** Begin Records for the task **

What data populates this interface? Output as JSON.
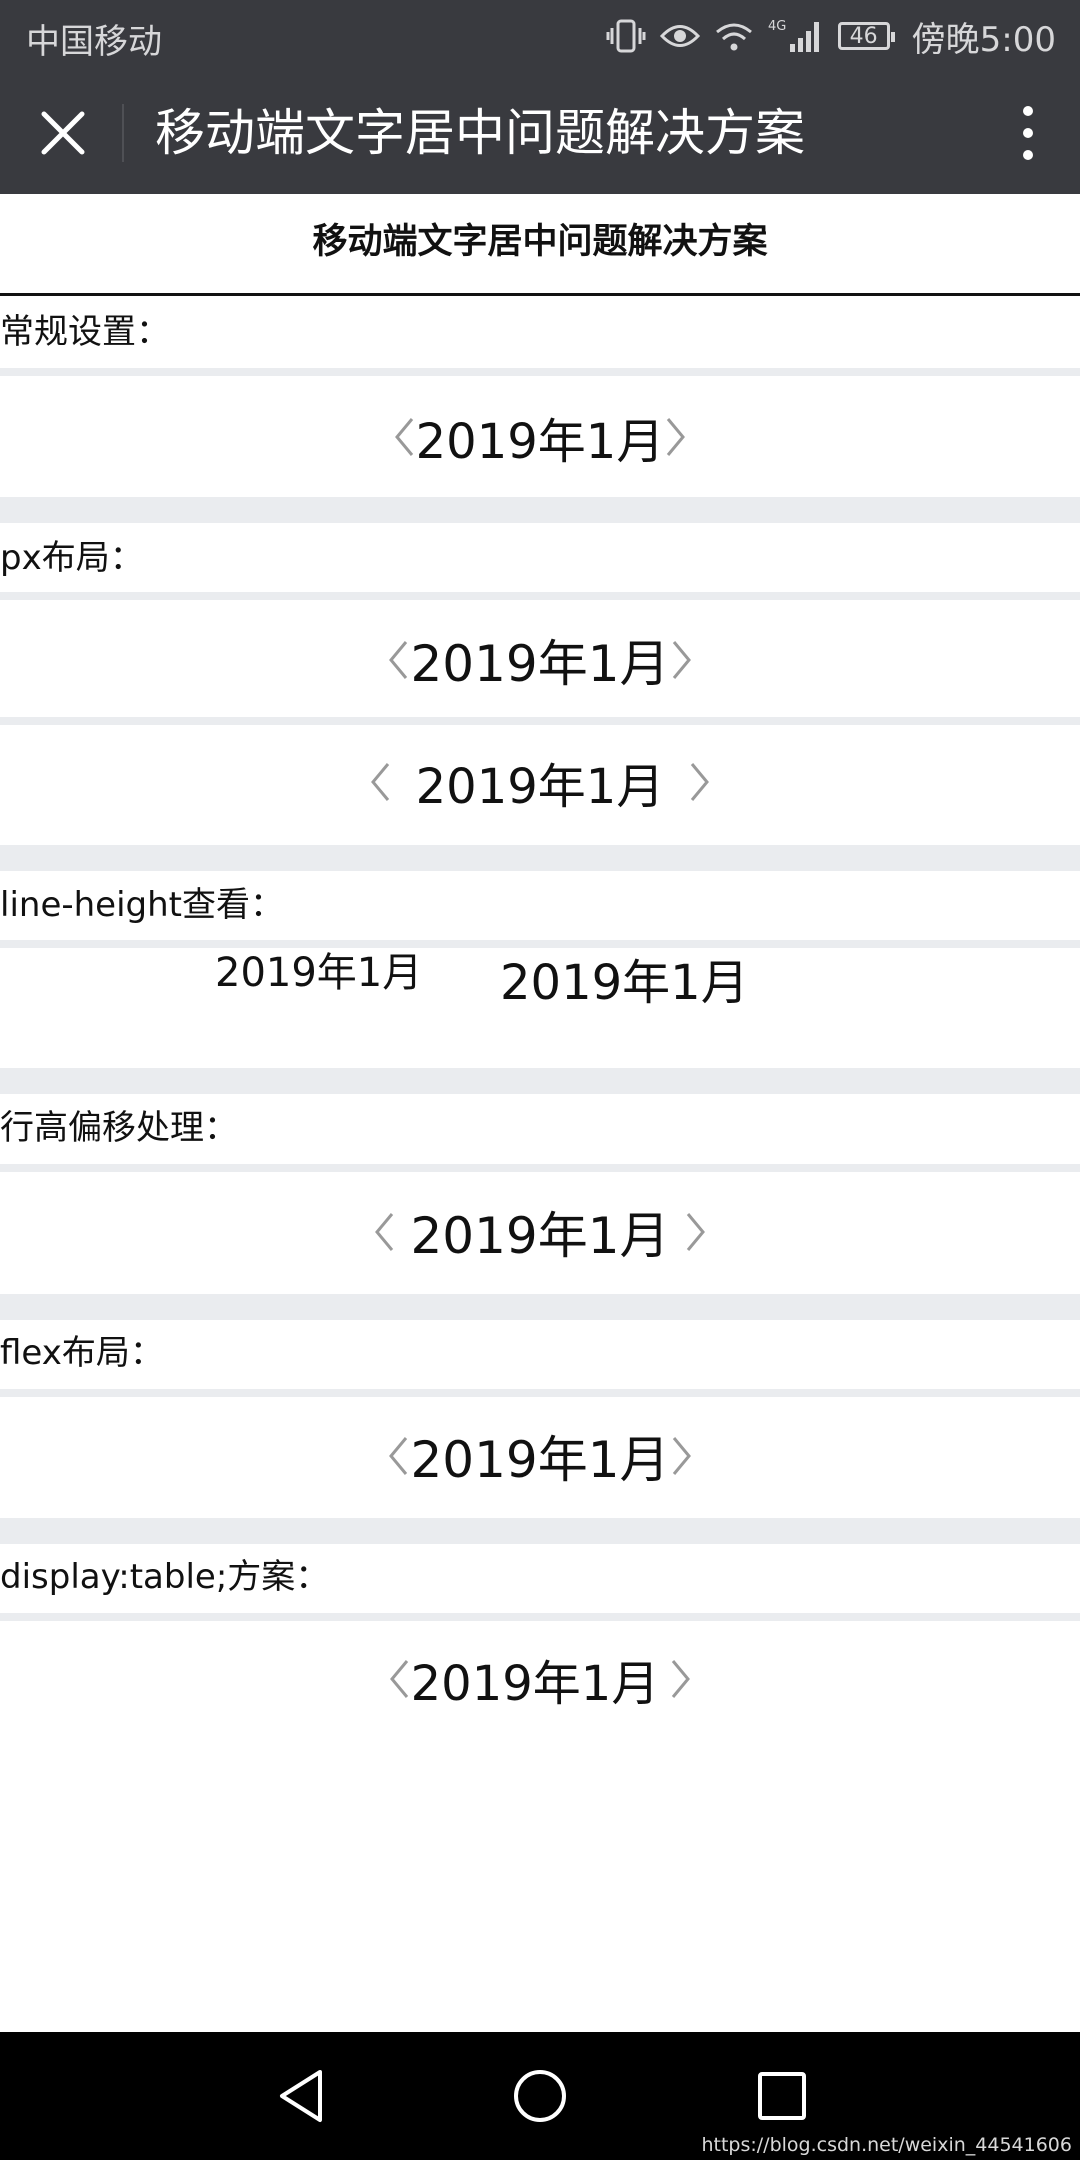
{
  "status_bar": {
    "carrier": "中国移动",
    "battery": "46",
    "network": "4G",
    "time": "傍晚5:00"
  },
  "title_bar": {
    "title": "移动端文字居中问题解决方案",
    "close_icon": "close-icon",
    "more_icon": "more-vertical-icon"
  },
  "page": {
    "heading": "移动端文字居中问题解决方案",
    "date_text": "2019年1月",
    "sections": [
      {
        "label": "常规设置："
      },
      {
        "label": "px布局："
      },
      {
        "label": "line-height查看："
      },
      {
        "label": "行高偏移处理："
      },
      {
        "label": "flex布局："
      },
      {
        "label": "display:table;方案："
      }
    ]
  },
  "nav_bar": {
    "back_icon": "triangle-back-icon",
    "home_icon": "circle-home-icon",
    "recents_icon": "square-recents-icon",
    "watermark": "https://blog.csdn.net/weixin_44541606"
  },
  "colors": {
    "toolbar": "#393a3f",
    "section_gap": "#eaecef",
    "arrow_gray": "#999999"
  }
}
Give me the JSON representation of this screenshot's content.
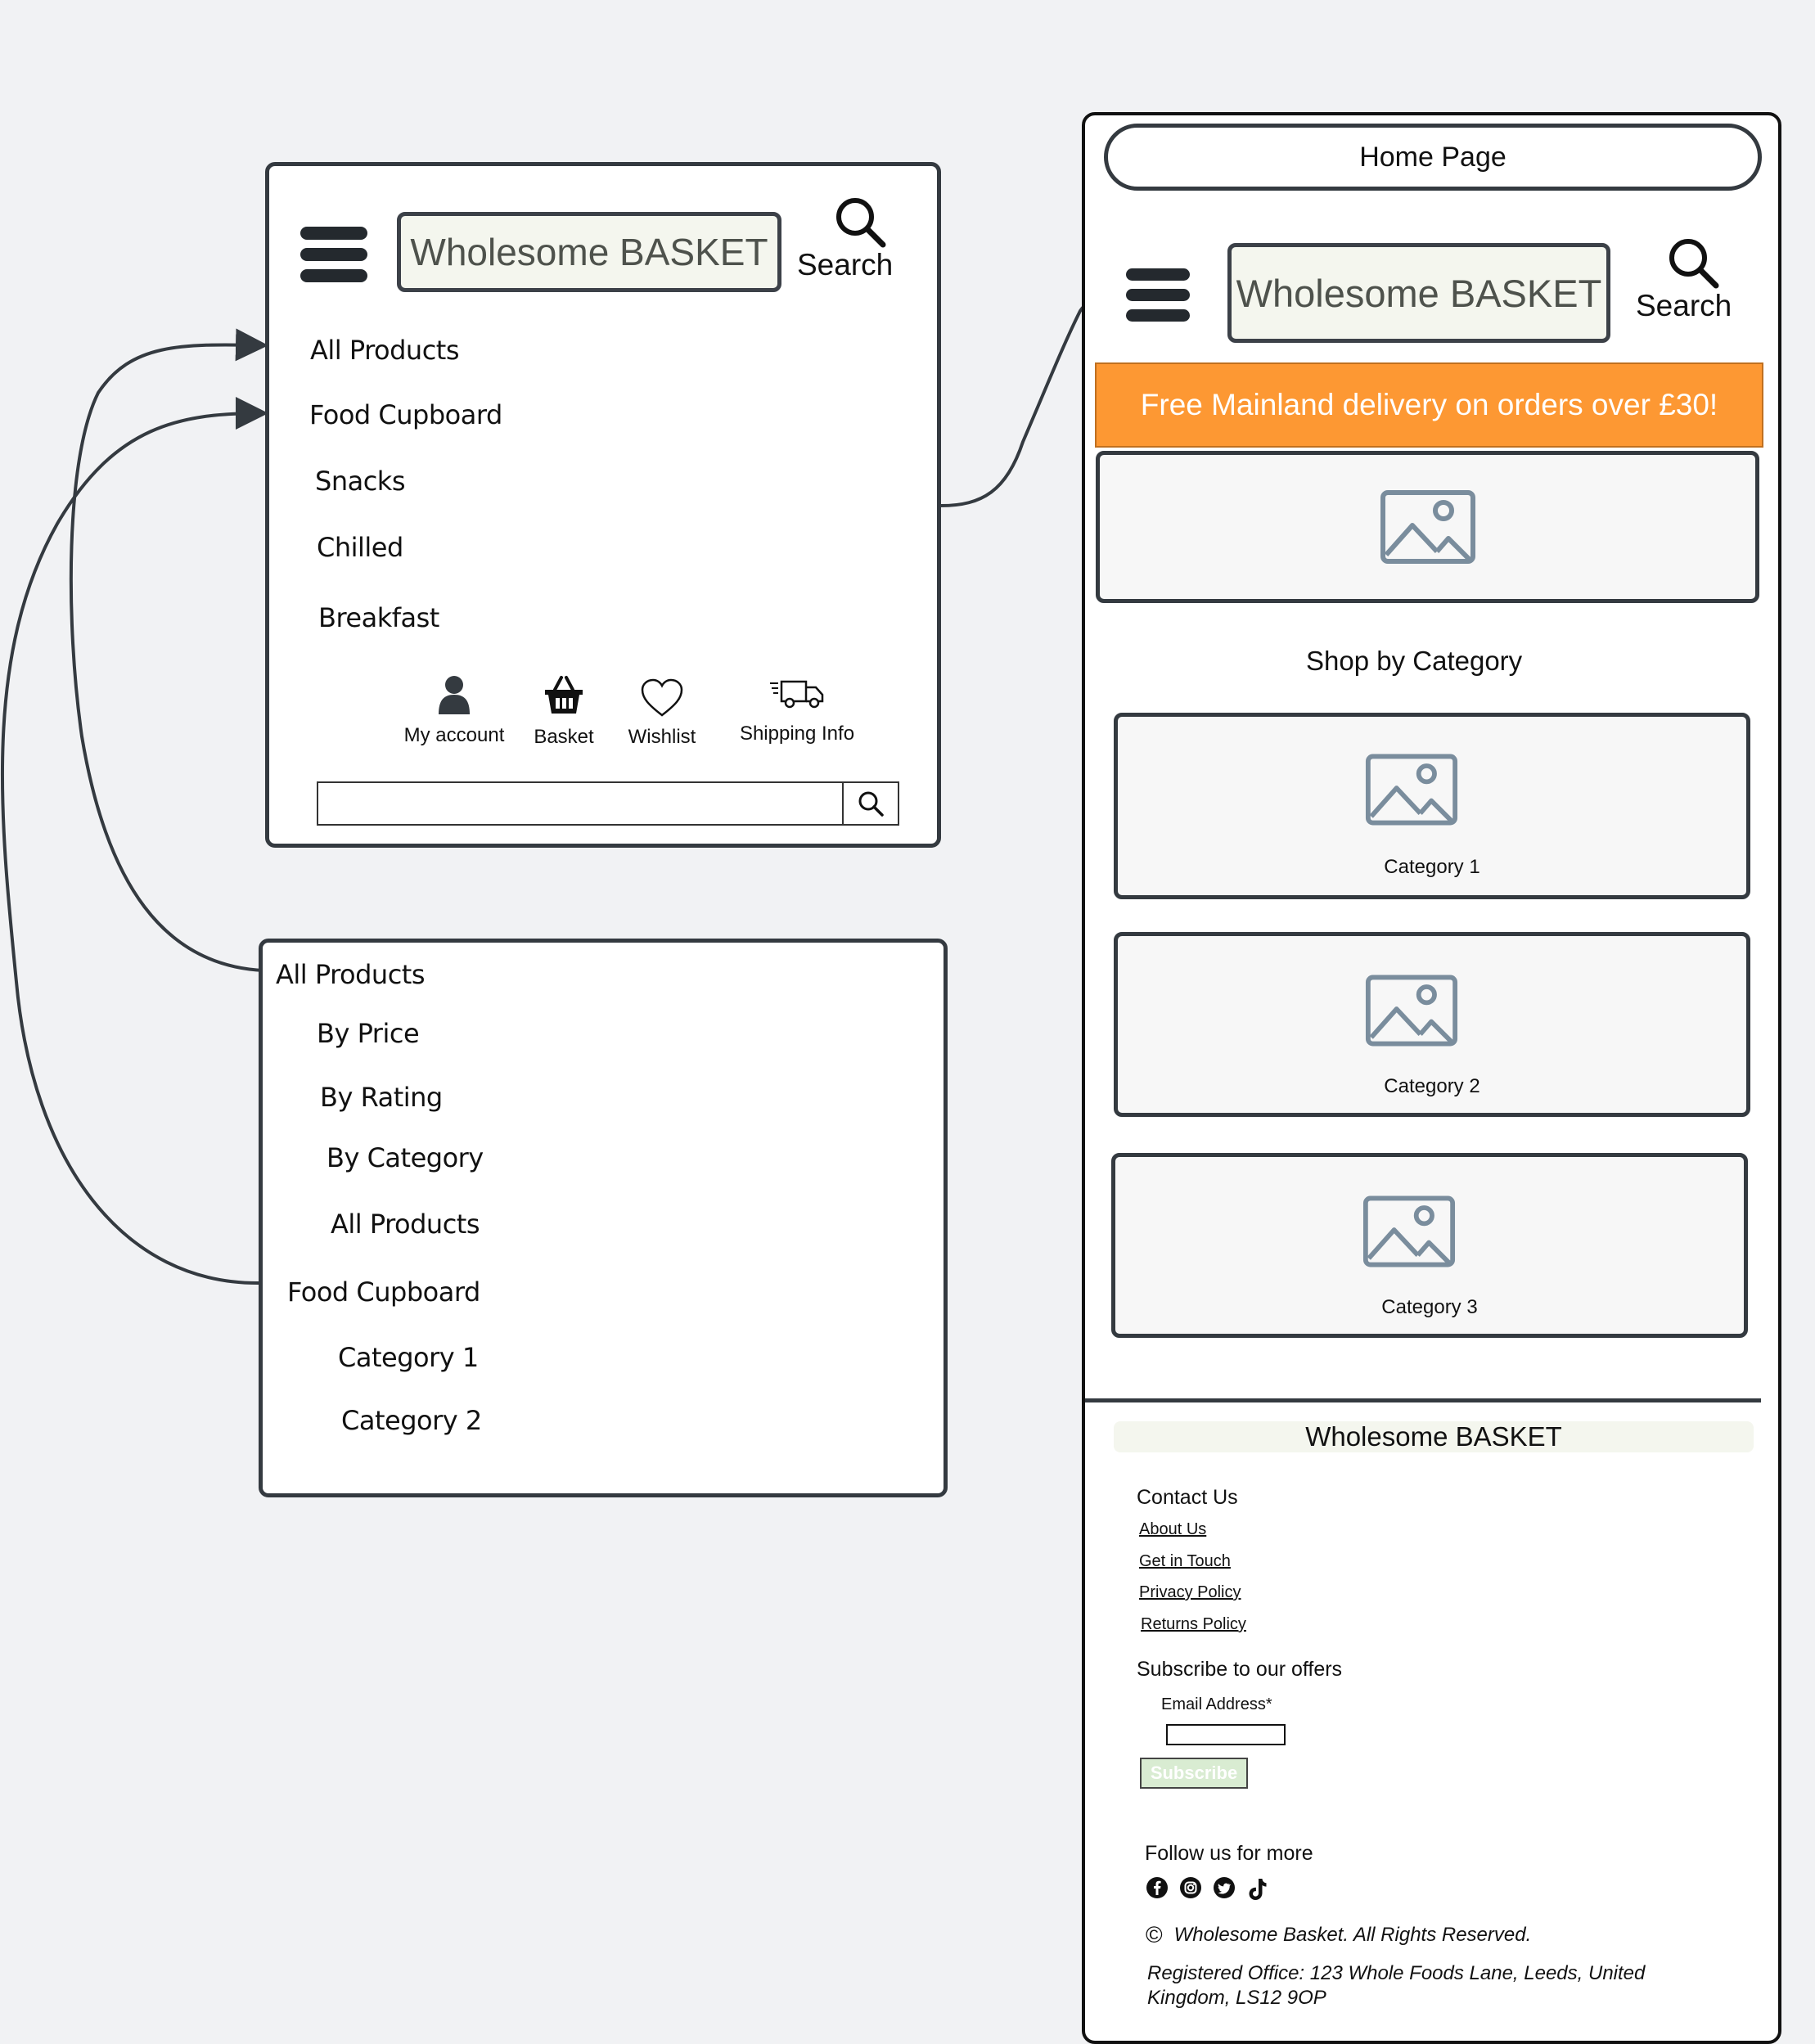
{
  "nav_menu": {
    "logo": "Wholesome BASKET",
    "search_label": "Search",
    "items": [
      "All Products",
      "Food Cupboard",
      "Snacks",
      "Chilled",
      "Breakfast"
    ],
    "icons": [
      {
        "label": "My account",
        "icon": "user-icon"
      },
      {
        "label": "Basket",
        "icon": "basket-icon"
      },
      {
        "label": "Wishlist",
        "icon": "heart-icon"
      },
      {
        "label": "Shipping Info",
        "icon": "truck-icon"
      }
    ],
    "search_placeholder": ""
  },
  "submenu": {
    "items": [
      "All Products",
      "By Price",
      "By Rating",
      "By Category",
      "All Products",
      "Food Cupboard",
      "Category 1",
      "Category 2"
    ]
  },
  "home_page": {
    "title": "Home Page",
    "logo": "Wholesome BASKET",
    "search_label": "Search",
    "banner": "Free Mainland delivery on orders over £30!",
    "shop_by_category": "Shop by Category",
    "categories": [
      "Category 1",
      "Category 2",
      "Category 3"
    ],
    "footer": {
      "brand": "Wholesome BASKET",
      "contact_heading": "Contact Us",
      "links": [
        "About Us",
        "Get in Touch",
        "Privacy Policy",
        "Returns Policy"
      ],
      "subscribe_heading": "Subscribe to our offers",
      "email_label": "Email Address*",
      "email_value": "",
      "subscribe_button": "Subscribe",
      "follow_heading": "Follow us for more",
      "social_icons": [
        "facebook-icon",
        "instagram-icon",
        "twitter-icon",
        "tiktok-icon"
      ],
      "copyright_symbol": "©",
      "copyright": "Wholesome Basket. All Rights Reserved.",
      "address": "Registered Office: 123 Whole Foods Lane, Leeds, United Kingdom, LS12 9OP"
    }
  },
  "colors": {
    "background": "#f1f2f4",
    "frame_border": "#343a40",
    "banner": "#fd9833",
    "logo_fill": "#f4f6ee",
    "image_icon": "#7a8d9d",
    "subscribe_fill": "#d9ecd2"
  }
}
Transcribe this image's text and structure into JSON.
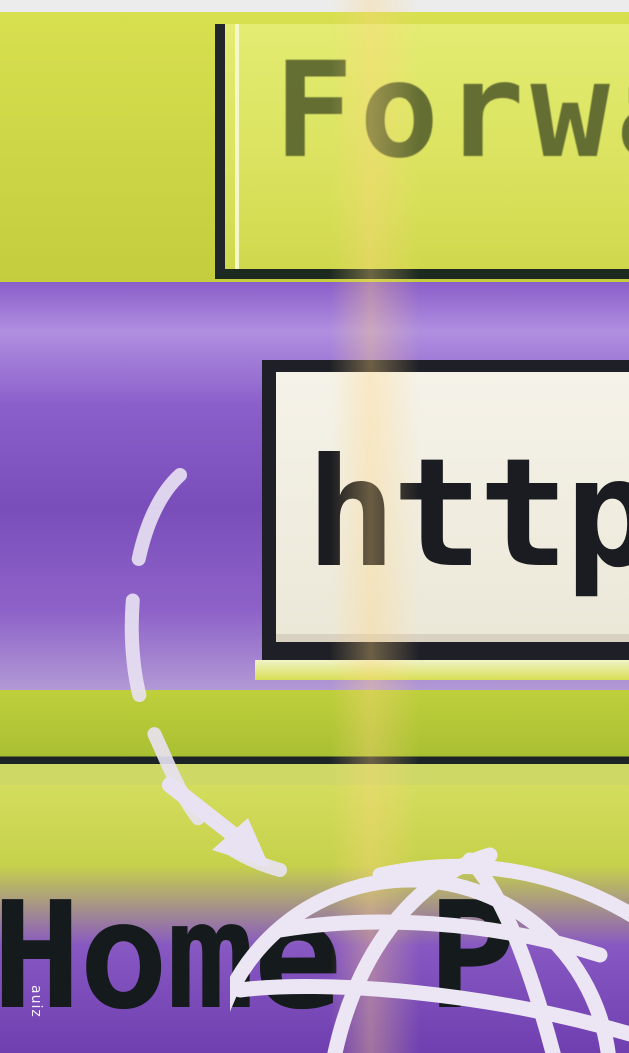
{
  "image": {
    "forward_text": "Forwa",
    "address_text": "http :",
    "home_text": "Home P",
    "credit_text": "auiz",
    "colors": {
      "lime": "#cfd84a",
      "purple": "#8457c4",
      "field_bg": "#f5f2e9",
      "ink": "#1b1c21",
      "globe": "#e9e2f3"
    },
    "icons": [
      "dashed-arc-icon",
      "arrow-icon",
      "globe-icon"
    ]
  }
}
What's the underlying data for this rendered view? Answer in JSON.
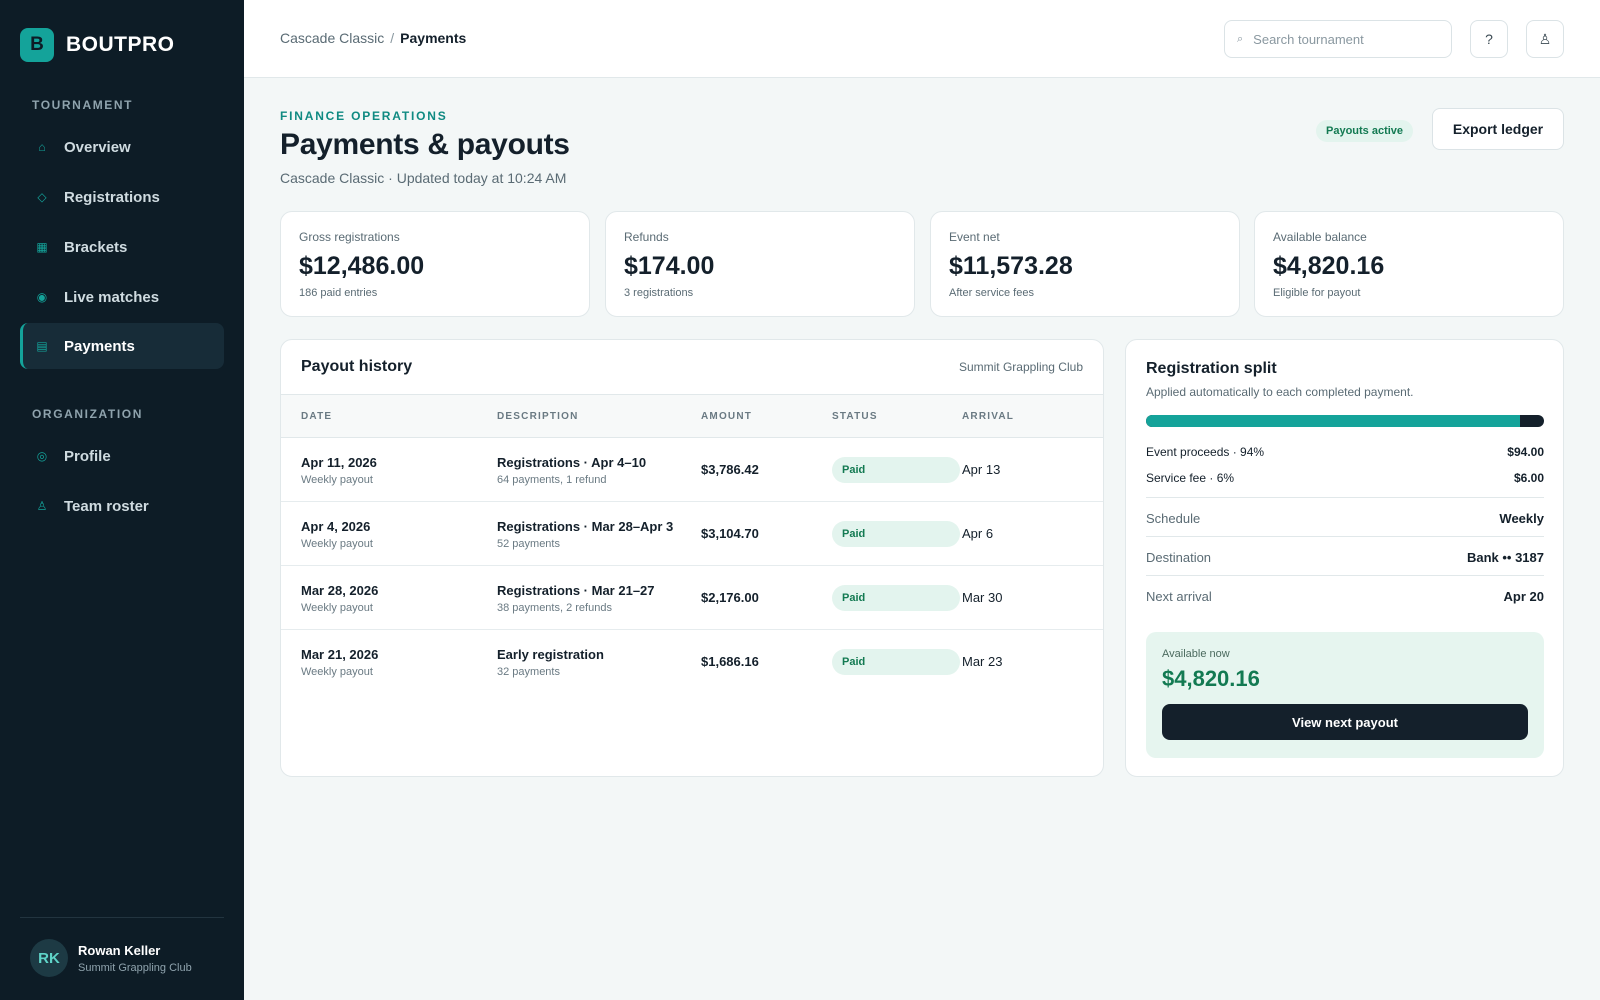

** End Records for the task **

▸ **To do**
Every record is to be reproduced exactly, with no pictures included.

▸ **Solution for this exercise**
What data populates this interface? Output as JSON.
{
  "status_bar": {
    "carrier": "中国移动",
    "battery": "46",
    "network": "4G",
    "time": "傍晚5:00"
  },
  "title_bar": {
    "title": "移动端文字居中问题解决方案",
    "close_icon": "close-icon",
    "more_icon": "more-vertical-icon"
  },
  "page": {
    "heading": "移动端文字居中问题解决方案",
    "date_text": "2019年1月",
    "sections": [
      {
        "label": "常规设置："
      },
      {
        "label": "px布局："
      },
      {
        "label": "line-height查看："
      },
      {
        "label": "行高偏移处理："
      },
      {
        "label": "flex布局："
      },
      {
        "label": "display:table;方案："
      }
    ]
  },
  "nav_bar": {
    "back_icon": "triangle-back-icon",
    "home_icon": "circle-home-icon",
    "recents_icon": "square-recents-icon",
    "watermark": "https://blog.csdn.net/weixin_44541606"
  },
  "colors": {
    "toolbar": "#393a3f",
    "section_gap": "#eaecef",
    "arrow_gray": "#999999"
  }
}
Give me the JSON representation of this screenshot's content.
{
  "nav_menu": {
    "logo": "Wholesome BASKET",
    "search_label": "Search",
    "items": [
      "All Products",
      "Food Cupboard",
      "Snacks",
      "Chilled",
      "Breakfast"
    ],
    "icons": [
      {
        "label": "My account",
        "icon": "user-icon"
      },
      {
        "label": "Basket",
        "icon": "basket-icon"
      },
      {
        "label": "Wishlist",
        "icon": "heart-icon"
      },
      {
        "label": "Shipping Info",
        "icon": "truck-icon"
      }
    ],
    "search_placeholder": ""
  },
  "submenu": {
    "items": [
      "All Products",
      "By Price",
      "By Rating",
      "By Category",
      "All Products",
      "Food Cupboard",
      "Category 1",
      "Category 2"
    ]
  },
  "home_page": {
    "title": "Home Page",
    "logo": "Wholesome BASKET",
    "search_label": "Search",
    "banner": "Free Mainland delivery on orders over £30!",
    "shop_by_category": "Shop by Category",
    "categories": [
      "Category 1",
      "Category 2",
      "Category 3"
    ],
    "footer": {
      "brand": "Wholesome BASKET",
      "contact_heading": "Contact Us",
      "links": [
        "About Us",
        "Get in Touch",
        "Privacy Policy",
        "Returns Policy"
      ],
      "subscribe_heading": "Subscribe to our offers",
      "email_label": "Email Address*",
      "email_value": "",
      "subscribe_button": "Subscribe",
      "follow_heading": "Follow us for more",
      "social_icons": [
        "facebook-icon",
        "instagram-icon",
        "twitter-icon",
        "tiktok-icon"
      ],
      "copyright_symbol": "©",
      "copyright": "Wholesome Basket. All Rights Reserved.",
      "address": "Registered Office: 123 Whole Foods Lane, Leeds, United Kingdom, LS12 9OP"
    }
  },
  "colors": {
    "background": "#f1f2f4",
    "frame_border": "#343a40",
    "banner": "#fd9833",
    "logo_fill": "#f4f6ee",
    "image_icon": "#7a8d9d",
    "subscribe_fill": "#d9ecd2"
  }
}
Transcribe this image's text and structure into JSON.
{
  "image": {
    "forward_text": "Forwa",
    "address_text": "http :",
    "home_text": "Home P",
    "credit_text": "auiz",
    "colors": {
      "lime": "#cfd84a",
      "purple": "#8457c4",
      "field_bg": "#f5f2e9",
      "ink": "#1b1c21",
      "globe": "#e9e2f3"
    },
    "icons": [
      "dashed-arc-icon",
      "arrow-icon",
      "globe-icon"
    ]
  }
}
What's the underlying data for this rendered view? Answer in JSON.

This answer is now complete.